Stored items

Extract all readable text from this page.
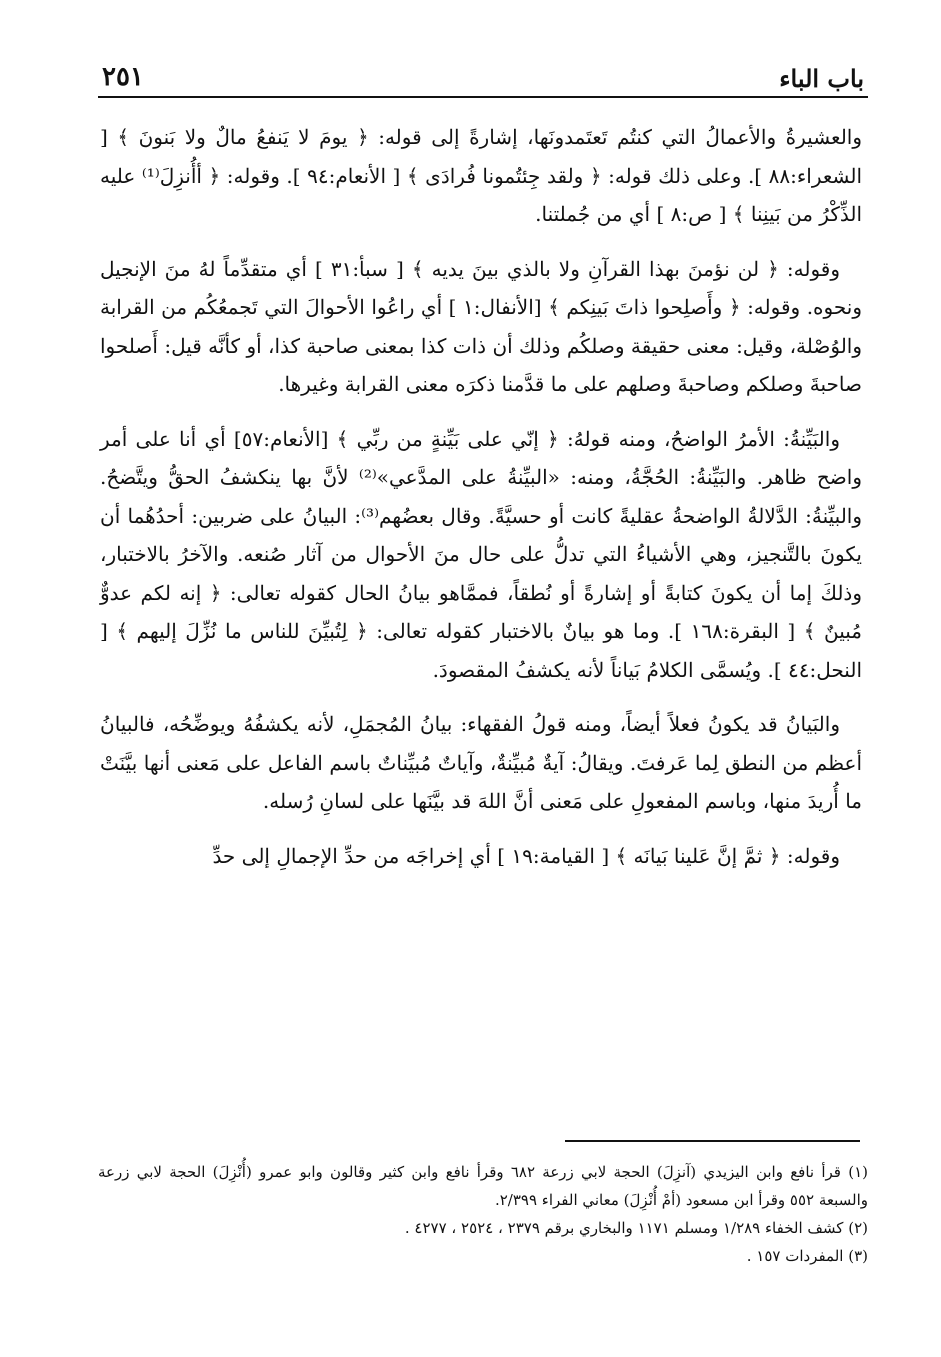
باب الباء
٢٥١

والعشيرةُ والأعمالُ التي كنتُم تَعتَمدونَها، إشارةً إلى قوله: ﴿ يومَ لا يَنفعُ مالٌ ولا بَنونَ ﴾ [ الشعراء:٨٨ ]. وعلى ذلك قوله: ﴿ ولقد جِئتُمونا فُرادَى ﴾ [ الأنعام:٩٤ ]. وقوله: ﴿ أأُنزِلَ⁽¹⁾ عليه الذِّكْرُ من بَينِنا ﴾ [ ص:٨ ] أي من جُملتنا.

وقوله: ﴿ لن نؤمنَ بهذا القرآنِ ولا بالذي بينَ يديه ﴾ [ سبأ:٣١ ] أي متقدِّماً لهُ منَ الإنجيل ونحوه. وقوله: ﴿ وأَصلِحوا ذاتَ بَينِكم ﴾ [الأنفال:١ ] أي راعُوا الأحوالَ التي تَجمعُكُم من القرابة والوُصْلة، وقيل: معنى حقيقة وصلكُم وذلك أن ذات كذا بمعنى صاحبة كذا، أو كأنَّه قيل: أَصلحوا صاحبةَ وصلكم وصاحبةَ وصلهم على ما قدَّمنا ذكرَه معنى القرابة وغيرها.

والبَيِّنةُ: الأمرُ الواضحُ، ومنه قولهُ: ﴿ إنّي على بَيِّنةٍ من ربِّي ﴾ [الأنعام:٥٧] أي أنا على أمر واضح ظاهر. والبَيِّنةُ: الحُجَّةُ، ومنه: «البيِّنةُ على المدَّعي»⁽²⁾ لأنَّ بها ينكشفُ الحقُّ ويتَّضحُ. والبيِّنةُ: الدَّلالةُ الواضحةُ عقليةً كانت أو حسيَّةً. وقال بعضُهم⁽³⁾: البيانُ على ضربين: أحدُهُما أن يكونَ بالتَّنجيز، وهي الأشياءُ التي تدلُّ على حال منَ الأحوال من آثار صُنعه. والآخرُ بالاختبار، وذلكَ إما أن يكونَ كتابةً أو إشارةً أو نُطقاً، فممَّاهو بيانُ الحال كقوله تعالى: ﴿ إنه لكم عدوٌّ مُبينٌ ﴾ [ البقرة:١٦٨ ]. وما هو بيانٌ بالاختبار كقوله تعالى: ﴿ لِتُبيِّنَ للناس ما نُزِّلَ إليهم ﴾ [ النحل:٤٤ ]. ويُسمَّى الكلامُ بَياناً لأنه يكشفُ المقصودَ.

والبَيانُ قد يكونُ فعلاً أيضاً، ومنه قولُ الفقهاء: بيانُ المُجمَلِ، لأنه يكشفُهُ ويوضِّحُه، فالبيانُ أعظم من النطق لِما عَرفتَ. ويقالُ: آيةٌ مُبيِّنةٌ، وآياتٌ مُبيِّناتٌ باسم الفاعل على مَعنى أنها بيَّنَتْ ما أُريدَ منها، وباسم المفعولِ على مَعنى أنَّ اللهَ قد بيَّنَها على لسانِ رُسله.

وقوله: ﴿ ثمَّ إنَّ عَلينا بَيانَه ﴾ [ القيامة:١٩ ] أي إخراجَه من حدِّ الإجمالِ إلى حدِّ

(١) قرأ نافع وابن اليزيدي (آنزِلَ) الحجة لابي زرعة ٦٨٢ وقرأ نافع وابن كثير وقالون وابو عمرو (أُنْزِلَ) الحجة لابي زرعة والسبعة ٥٥٢ وقرأ ابن مسعود (أمْ أُنْزِلَ) معاني الفراء ٢/٣٩٩.

(٢) كشف الخفاء ١/٢٨٩ ومسلم ١١٧١ والبخاري برقم ٢٣٧٩ ، ٢٥٢٤ ، ٤٢٧٧ .

(٣) المفردات ١٥٧ .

▶ **Task requirements**
Each line of the data is to be duplicated exactly; pictures stay out of the copy.

▶ **Answer for the task**
Extract all readable text from this page.
باب الباء
٢٥١

والعشيرةُ والأعمالُ التي كنتُم تَعتَمدونَها، إشارةً إلى قوله: ﴿ يومَ لا يَنفعُ مالٌ ولا بَنونَ ﴾ [ الشعراء:٨٨ ]. وعلى ذلك قوله: ﴿ ولقد جِئتُمونا فُرادَى ﴾ [ الأنعام:٩٤ ]. وقوله: ﴿ أأُنزِلَ⁽¹⁾ عليه الذِّكْرُ من بَينِنا ﴾ [ ص:٨ ] أي من جُملتنا.

وقوله: ﴿ لن نؤمنَ بهذا القرآنِ ولا بالذي بينَ يديه ﴾ [ سبأ:٣١ ] أي متقدِّماً لهُ منَ الإنجيل ونحوه. وقوله: ﴿ وأَصلِحوا ذاتَ بَينِكم ﴾ [الأنفال:١ ] أي راعُوا الأحوالَ التي تَجمعُكُم من القرابة والوُصْلة، وقيل: معنى حقيقة وصلكُم وذلك أن ذات كذا بمعنى صاحبة كذا، أو كأنَّه قيل: أَصلحوا صاحبةَ وصلكم وصاحبةَ وصلهم على ما قدَّمنا ذكرَه معنى القرابة وغيرها.

والبَيِّنةُ: الأمرُ الواضحُ، ومنه قولهُ: ﴿ إنّي على بَيِّنةٍ من ربِّي ﴾ [الأنعام:٥٧] أي أنا على أمر واضح ظاهر. والبَيِّنةُ: الحُجَّةُ، ومنه: «البيِّنةُ على المدَّعي»⁽²⁾ لأنَّ بها ينكشفُ الحقُّ ويتَّضحُ. والبيِّنةُ: الدَّلالةُ الواضحةُ عقليةً كانت أو حسيَّةً. وقال بعضُهم⁽³⁾: البيانُ على ضربين: أحدُهُما أن يكونَ بالتَّنجيز، وهي الأشياءُ التي تدلُّ على حال منَ الأحوال من آثار صُنعه. والآخرُ بالاختبار، وذلكَ إما أن يكونَ كتابةً أو إشارةً أو نُطقاً، فممَّاهو بيانُ الحال كقوله تعالى: ﴿ إنه لكم عدوٌّ مُبينٌ ﴾ [ البقرة:١٦٨ ]. وما هو بيانٌ بالاختبار كقوله تعالى: ﴿ لِتُبيِّنَ للناس ما نُزِّلَ إليهم ﴾ [ النحل:٤٤ ]. ويُسمَّى الكلامُ بَياناً لأنه يكشفُ المقصودَ.

والبَيانُ قد يكونُ فعلاً أيضاً، ومنه قولُ الفقهاء: بيانُ المُجمَلِ، لأنه يكشفُهُ ويوضِّحُه، فالبيانُ أعظم من النطق لِما عَرفتَ. ويقالُ: آيةٌ مُبيِّنةٌ، وآياتٌ مُبيِّناتٌ باسم الفاعل على مَعنى أنها بيَّنَتْ ما أُريدَ منها، وباسم المفعولِ على مَعنى أنَّ اللهَ قد بيَّنَها على لسانِ رُسله.

وقوله: ﴿ ثمَّ إنَّ عَلينا بَيانَه ﴾ [ القيامة:١٩ ] أي إخراجَه من حدِّ الإجمالِ إلى حدِّ

(١) قرأ نافع وابن اليزيدي (آنزِلَ) الحجة لابي زرعة ٦٨٢ وقرأ نافع وابن كثير وقالون وابو عمرو (أُنْزِلَ) الحجة لابي زرعة والسبعة ٥٥٢ وقرأ ابن مسعود (أمْ أُنْزِلَ) معاني الفراء ٢/٣٩٩.

(٢) كشف الخفاء ١/٢٨٩ ومسلم ١١٧١ والبخاري برقم ٢٣٧٩ ، ٢٥٢٤ ، ٤٢٧٧ .

(٣) المفردات ١٥٧ .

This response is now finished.